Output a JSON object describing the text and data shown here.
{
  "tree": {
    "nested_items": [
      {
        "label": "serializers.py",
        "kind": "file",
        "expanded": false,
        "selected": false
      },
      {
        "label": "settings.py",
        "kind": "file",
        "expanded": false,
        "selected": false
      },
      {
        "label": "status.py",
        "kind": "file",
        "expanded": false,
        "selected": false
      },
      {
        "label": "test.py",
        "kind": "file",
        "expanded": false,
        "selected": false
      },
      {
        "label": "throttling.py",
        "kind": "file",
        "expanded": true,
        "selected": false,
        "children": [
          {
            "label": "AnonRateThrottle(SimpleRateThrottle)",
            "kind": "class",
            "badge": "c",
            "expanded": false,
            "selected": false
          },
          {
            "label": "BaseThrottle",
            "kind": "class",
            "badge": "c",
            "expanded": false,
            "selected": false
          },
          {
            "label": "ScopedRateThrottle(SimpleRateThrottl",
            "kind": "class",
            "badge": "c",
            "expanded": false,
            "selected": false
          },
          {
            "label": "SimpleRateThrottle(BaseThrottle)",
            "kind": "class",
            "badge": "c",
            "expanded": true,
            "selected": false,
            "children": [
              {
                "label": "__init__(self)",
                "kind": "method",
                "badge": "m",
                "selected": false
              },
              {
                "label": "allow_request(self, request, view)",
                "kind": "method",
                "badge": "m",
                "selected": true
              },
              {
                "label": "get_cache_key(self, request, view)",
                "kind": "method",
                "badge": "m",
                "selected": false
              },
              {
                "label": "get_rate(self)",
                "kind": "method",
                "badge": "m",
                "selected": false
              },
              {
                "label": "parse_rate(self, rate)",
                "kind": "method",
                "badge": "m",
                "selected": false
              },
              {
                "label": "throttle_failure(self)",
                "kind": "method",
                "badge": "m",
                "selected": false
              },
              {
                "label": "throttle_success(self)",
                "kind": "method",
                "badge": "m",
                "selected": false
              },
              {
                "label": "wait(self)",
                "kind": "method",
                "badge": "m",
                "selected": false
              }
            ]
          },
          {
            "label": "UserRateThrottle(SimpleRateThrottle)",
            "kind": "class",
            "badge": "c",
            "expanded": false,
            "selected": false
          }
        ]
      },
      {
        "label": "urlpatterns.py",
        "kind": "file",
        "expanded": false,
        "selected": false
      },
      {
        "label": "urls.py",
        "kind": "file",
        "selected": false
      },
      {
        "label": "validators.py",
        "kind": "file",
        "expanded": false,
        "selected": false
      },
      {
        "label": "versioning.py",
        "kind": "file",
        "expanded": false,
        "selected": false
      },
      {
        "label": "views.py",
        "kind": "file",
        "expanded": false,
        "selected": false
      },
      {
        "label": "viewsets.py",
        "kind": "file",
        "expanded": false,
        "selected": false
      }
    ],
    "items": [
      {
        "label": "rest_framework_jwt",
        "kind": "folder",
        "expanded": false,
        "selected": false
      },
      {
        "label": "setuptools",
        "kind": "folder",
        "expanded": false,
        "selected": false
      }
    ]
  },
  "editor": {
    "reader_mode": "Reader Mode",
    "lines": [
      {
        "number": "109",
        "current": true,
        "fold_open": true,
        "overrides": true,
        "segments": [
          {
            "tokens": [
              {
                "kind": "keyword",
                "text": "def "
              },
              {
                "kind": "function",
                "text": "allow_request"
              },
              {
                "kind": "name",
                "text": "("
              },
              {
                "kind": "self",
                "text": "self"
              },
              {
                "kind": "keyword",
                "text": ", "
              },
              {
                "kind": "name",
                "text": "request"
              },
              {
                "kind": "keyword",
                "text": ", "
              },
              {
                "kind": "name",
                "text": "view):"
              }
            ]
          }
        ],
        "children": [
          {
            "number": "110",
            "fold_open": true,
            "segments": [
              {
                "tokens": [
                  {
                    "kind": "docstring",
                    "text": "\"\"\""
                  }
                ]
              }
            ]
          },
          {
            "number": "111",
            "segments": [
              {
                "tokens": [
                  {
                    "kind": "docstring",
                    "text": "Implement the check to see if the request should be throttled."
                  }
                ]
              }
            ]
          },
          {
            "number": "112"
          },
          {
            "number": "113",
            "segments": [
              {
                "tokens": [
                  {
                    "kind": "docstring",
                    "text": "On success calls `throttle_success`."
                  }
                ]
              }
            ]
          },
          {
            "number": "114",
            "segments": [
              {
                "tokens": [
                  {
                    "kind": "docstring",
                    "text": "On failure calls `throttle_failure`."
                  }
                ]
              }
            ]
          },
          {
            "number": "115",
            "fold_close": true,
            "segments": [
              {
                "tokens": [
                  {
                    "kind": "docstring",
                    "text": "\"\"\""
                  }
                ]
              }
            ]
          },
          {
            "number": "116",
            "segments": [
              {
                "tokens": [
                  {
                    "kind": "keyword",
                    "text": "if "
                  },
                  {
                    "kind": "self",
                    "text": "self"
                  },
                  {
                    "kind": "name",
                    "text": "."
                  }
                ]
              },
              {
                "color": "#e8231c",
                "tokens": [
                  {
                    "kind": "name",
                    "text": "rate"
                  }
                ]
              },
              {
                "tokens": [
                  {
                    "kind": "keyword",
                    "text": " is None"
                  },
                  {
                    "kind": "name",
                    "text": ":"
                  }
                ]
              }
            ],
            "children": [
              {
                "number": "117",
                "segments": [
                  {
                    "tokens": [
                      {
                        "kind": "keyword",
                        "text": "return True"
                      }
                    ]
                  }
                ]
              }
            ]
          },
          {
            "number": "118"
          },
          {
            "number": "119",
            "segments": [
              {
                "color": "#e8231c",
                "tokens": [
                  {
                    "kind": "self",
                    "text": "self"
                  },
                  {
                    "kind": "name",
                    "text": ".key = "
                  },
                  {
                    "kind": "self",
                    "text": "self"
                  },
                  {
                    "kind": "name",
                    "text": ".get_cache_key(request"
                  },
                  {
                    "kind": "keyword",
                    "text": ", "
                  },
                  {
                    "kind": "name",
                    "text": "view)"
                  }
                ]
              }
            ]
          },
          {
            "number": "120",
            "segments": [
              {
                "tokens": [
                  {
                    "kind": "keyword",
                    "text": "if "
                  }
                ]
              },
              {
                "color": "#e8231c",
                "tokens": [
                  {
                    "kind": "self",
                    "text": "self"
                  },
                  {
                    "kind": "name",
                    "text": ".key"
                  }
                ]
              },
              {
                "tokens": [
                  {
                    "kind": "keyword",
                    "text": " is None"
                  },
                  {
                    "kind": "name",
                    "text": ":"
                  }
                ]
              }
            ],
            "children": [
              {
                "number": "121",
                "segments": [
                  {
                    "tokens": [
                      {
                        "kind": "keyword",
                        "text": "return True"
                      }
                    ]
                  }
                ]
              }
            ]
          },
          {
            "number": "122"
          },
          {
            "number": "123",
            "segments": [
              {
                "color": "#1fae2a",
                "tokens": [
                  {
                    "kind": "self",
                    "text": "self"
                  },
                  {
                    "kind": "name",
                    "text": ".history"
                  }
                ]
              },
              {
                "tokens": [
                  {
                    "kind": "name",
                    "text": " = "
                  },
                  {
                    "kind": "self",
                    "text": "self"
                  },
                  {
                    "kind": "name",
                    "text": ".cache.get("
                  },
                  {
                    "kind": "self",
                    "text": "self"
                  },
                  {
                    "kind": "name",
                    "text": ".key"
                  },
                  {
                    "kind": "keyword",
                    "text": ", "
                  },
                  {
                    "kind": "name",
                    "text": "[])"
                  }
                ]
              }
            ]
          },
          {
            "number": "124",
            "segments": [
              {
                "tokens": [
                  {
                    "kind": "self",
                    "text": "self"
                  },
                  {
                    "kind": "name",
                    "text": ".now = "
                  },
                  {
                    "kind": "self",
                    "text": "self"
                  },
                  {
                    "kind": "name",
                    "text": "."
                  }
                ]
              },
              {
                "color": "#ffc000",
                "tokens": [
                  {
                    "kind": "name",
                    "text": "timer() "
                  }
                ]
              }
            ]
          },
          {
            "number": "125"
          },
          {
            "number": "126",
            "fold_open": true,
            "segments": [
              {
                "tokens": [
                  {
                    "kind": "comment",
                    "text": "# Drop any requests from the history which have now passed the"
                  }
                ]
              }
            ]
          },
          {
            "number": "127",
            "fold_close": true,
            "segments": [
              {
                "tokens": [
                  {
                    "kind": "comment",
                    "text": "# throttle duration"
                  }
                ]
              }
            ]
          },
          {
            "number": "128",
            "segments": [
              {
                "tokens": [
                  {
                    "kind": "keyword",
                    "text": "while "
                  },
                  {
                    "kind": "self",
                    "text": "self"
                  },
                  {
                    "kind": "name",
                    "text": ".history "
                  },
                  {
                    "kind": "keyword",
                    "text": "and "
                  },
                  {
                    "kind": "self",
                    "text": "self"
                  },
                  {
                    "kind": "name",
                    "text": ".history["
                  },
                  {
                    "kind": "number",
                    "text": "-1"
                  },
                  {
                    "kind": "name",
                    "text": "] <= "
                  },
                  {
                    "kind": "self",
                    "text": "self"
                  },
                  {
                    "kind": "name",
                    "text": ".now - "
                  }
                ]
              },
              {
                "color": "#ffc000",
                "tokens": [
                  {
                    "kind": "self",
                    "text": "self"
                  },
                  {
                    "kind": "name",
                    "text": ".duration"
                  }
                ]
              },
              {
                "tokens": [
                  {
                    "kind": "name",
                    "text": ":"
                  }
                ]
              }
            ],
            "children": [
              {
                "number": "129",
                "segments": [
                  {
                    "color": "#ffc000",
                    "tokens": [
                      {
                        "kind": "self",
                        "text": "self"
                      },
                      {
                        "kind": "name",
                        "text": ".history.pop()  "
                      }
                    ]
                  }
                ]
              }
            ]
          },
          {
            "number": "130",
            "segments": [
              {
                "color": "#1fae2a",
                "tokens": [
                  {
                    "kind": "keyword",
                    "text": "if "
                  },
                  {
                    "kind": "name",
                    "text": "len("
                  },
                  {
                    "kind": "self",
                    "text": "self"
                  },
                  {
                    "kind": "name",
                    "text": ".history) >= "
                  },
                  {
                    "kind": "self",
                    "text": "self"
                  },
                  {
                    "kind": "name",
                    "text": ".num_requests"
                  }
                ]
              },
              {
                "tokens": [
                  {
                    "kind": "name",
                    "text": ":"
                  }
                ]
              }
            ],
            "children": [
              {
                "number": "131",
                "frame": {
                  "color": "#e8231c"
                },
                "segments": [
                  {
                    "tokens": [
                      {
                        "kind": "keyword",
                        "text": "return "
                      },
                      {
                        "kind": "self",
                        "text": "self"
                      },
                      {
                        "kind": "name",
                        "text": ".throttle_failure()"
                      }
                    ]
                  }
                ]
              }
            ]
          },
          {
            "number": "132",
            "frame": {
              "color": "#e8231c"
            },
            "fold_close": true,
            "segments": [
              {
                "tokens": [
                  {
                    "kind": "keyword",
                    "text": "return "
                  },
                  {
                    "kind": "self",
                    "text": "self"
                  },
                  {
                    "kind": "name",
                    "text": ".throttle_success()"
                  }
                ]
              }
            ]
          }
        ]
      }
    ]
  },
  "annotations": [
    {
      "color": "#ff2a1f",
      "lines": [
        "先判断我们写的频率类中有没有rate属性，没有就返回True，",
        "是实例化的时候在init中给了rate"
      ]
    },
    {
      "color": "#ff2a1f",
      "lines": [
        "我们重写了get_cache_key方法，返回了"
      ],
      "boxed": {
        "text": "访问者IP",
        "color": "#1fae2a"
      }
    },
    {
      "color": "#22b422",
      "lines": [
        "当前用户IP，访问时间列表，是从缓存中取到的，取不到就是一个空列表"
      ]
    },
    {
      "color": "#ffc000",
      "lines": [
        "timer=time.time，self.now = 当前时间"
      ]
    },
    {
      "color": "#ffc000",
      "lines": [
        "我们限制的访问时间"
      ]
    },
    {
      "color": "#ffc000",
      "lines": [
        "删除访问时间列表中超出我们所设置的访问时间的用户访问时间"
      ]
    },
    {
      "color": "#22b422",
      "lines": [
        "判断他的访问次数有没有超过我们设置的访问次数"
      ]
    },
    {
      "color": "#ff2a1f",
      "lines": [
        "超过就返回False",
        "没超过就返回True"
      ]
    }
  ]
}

----------

→ WRITTEN REQUEST
The lines to collect are those holding the string "history"; copy them all.

→ RESULT OF THIS TASK
                    "text": ".history"
                    "text": "# Drop any requests from the history which have now passed the"
                    "text": ".history "
                    "text": ".history["
                        "text": ".history.pop()  "
                    "text": ".history) >= "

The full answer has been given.